• **Goal**: Take the entries below and print all of them exactly, please.

• **Records to use**:

┏━━

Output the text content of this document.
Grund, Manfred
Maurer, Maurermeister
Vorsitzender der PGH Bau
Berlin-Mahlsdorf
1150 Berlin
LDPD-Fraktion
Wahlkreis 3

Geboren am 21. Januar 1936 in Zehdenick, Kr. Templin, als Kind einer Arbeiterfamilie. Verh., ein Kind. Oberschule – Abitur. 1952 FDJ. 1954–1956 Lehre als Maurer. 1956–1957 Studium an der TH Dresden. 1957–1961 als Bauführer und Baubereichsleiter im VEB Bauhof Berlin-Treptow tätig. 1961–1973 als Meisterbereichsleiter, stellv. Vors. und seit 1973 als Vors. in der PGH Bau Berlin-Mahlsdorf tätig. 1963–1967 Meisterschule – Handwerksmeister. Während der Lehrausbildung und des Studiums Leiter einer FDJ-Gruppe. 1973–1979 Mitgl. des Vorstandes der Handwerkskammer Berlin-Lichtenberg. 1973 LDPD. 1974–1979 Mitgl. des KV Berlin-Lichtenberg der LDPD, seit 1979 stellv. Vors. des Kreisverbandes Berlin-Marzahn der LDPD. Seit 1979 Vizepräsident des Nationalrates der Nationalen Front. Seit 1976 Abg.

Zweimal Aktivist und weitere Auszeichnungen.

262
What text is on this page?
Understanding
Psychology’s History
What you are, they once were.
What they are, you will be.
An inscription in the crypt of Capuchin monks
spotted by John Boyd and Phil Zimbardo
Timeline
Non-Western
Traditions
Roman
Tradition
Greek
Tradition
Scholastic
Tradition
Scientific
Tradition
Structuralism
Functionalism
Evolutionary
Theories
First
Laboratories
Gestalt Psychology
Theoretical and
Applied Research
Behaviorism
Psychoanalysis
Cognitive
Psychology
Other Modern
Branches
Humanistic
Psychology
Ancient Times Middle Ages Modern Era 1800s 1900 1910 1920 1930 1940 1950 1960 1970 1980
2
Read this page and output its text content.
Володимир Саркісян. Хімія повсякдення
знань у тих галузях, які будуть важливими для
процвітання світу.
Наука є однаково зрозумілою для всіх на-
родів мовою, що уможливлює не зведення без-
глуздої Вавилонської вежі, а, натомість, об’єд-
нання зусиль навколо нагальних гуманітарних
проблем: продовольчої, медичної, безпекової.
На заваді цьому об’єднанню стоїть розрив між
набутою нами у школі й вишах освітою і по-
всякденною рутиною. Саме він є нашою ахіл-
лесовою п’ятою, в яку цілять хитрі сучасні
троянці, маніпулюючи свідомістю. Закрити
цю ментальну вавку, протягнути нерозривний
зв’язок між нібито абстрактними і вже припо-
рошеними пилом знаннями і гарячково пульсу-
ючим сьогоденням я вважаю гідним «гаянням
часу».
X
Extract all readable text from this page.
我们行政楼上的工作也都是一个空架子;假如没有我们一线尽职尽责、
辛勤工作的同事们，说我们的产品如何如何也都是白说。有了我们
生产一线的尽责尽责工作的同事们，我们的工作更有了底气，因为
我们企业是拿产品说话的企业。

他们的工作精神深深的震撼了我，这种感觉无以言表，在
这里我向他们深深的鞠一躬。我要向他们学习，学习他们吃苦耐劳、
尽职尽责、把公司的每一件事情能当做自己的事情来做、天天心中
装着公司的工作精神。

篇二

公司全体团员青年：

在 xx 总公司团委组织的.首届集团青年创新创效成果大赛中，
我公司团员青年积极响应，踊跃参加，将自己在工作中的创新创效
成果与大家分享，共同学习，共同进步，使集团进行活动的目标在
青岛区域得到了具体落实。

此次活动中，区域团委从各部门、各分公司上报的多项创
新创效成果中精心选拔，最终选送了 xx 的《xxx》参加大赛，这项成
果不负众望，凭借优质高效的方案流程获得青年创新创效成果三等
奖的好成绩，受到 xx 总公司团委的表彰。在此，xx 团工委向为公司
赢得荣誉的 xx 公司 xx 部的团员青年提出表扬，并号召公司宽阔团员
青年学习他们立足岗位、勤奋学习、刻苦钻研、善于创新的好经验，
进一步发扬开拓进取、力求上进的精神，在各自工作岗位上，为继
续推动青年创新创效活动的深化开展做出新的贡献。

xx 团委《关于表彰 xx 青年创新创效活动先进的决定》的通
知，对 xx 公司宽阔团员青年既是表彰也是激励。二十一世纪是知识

┗━━

• **The answer**:
Output the text content of this document.
Grund, Manfred
Maurer, Maurermeister
Vorsitzender der PGH Bau
Berlin-Mahlsdorf
1150 Berlin
LDPD-Fraktion
Wahlkreis 3

Geboren am 21. Januar 1936 in Zehdenick, Kr. Templin, als Kind einer Arbeiterfamilie. Verh., ein Kind. Oberschule – Abitur. 1952 FDJ. 1954–1956 Lehre als Maurer. 1956–1957 Studium an der TH Dresden. 1957–1961 als Bauführer und Baubereichsleiter im VEB Bauhof Berlin-Treptow tätig. 1961–1973 als Meisterbereichsleiter, stellv. Vors. und seit 1973 als Vors. in der PGH Bau Berlin-Mahlsdorf tätig. 1963–1967 Meisterschule – Handwerksmeister. Während der Lehrausbildung und des Studiums Leiter einer FDJ-Gruppe. 1973–1979 Mitgl. des Vorstandes der Handwerkskammer Berlin-Lichtenberg. 1973 LDPD. 1974–1979 Mitgl. des KV Berlin-Lichtenberg der LDPD, seit 1979 stellv. Vors. des Kreisverbandes Berlin-Marzahn der LDPD. Seit 1979 Vizepräsident des Nationalrates der Nationalen Front. Seit 1976 Abg.

Zweimal Aktivist und weitere Auszeichnungen.

262
What text is on this page?
Understanding
Psychology’s History
What you are, they once were.
What they are, you will be.
An inscription in the crypt of Capuchin monks
spotted by John Boyd and Phil Zimbardo
Timeline
Non-Western
Traditions
Roman
Tradition
Greek
Tradition
Scholastic
Tradition
Scientific
Tradition
Structuralism
Functionalism
Evolutionary
Theories
First
Laboratories
Gestalt Psychology
Theoretical and
Applied Research
Behaviorism
Psychoanalysis
Cognitive
Psychology
Other Modern
Branches
Humanistic
Psychology
Ancient Times Middle Ages Modern Era 1800s 1900 1910 1920 1930 1940 1950 1960 1970 1980
2
Read this page and output its text content.
Володимир Саркісян. Хімія повсякдення
знань у тих галузях, які будуть важливими для
процвітання світу.
Наука є однаково зрозумілою для всіх на-
родів мовою, що уможливлює не зведення без-
глуздої Вавилонської вежі, а, натомість, об’єд-
нання зусиль навколо нагальних гуманітарних
проблем: продовольчої, медичної, безпекової.
На заваді цьому об’єднанню стоїть розрив між
набутою нами у школі й вишах освітою і по-
всякденною рутиною. Саме він є нашою ахіл-
лесовою п’ятою, в яку цілять хитрі сучасні
троянці, маніпулюючи свідомістю. Закрити
цю ментальну вавку, протягнути нерозривний
зв’язок між нібито абстрактними і вже припо-
рошеними пилом знаннями і гарячково пульсу-
ючим сьогоденням я вважаю гідним «гаянням
часу».
X
Extract all readable text from this page.
我们行政楼上的工作也都是一个空架子;假如没有我们一线尽职尽责、
辛勤工作的同事们，说我们的产品如何如何也都是白说。有了我们
生产一线的尽责尽责工作的同事们，我们的工作更有了底气，因为
我们企业是拿产品说话的企业。

他们的工作精神深深的震撼了我，这种感觉无以言表，在
这里我向他们深深的鞠一躬。我要向他们学习，学习他们吃苦耐劳、
尽职尽责、把公司的每一件事情能当做自己的事情来做、天天心中
装着公司的工作精神。

篇二

公司全体团员青年：

在 xx 总公司团委组织的.首届集团青年创新创效成果大赛中，
我公司团员青年积极响应，踊跃参加，将自己在工作中的创新创效
成果与大家分享，共同学习，共同进步，使集团进行活动的目标在
青岛区域得到了具体落实。

此次活动中，区域团委从各部门、各分公司上报的多项创
新创效成果中精心选拔，最终选送了 xx 的《xxx》参加大赛，这项成
果不负众望，凭借优质高效的方案流程获得青年创新创效成果三等
奖的好成绩，受到 xx 总公司团委的表彰。在此，xx 团工委向为公司
赢得荣誉的 xx 公司 xx 部的团员青年提出表扬，并号召公司宽阔团员
青年学习他们立足岗位、勤奋学习、刻苦钻研、善于创新的好经验，
进一步发扬开拓进取、力求上进的精神，在各自工作岗位上，为继
续推动青年创新创效活动的深化开展做出新的贡献。

xx 团委《关于表彰 xx 青年创新创效活动先进的决定》的通
知，对 xx 公司宽阔团员青年既是表彰也是激励。二十一世纪是知识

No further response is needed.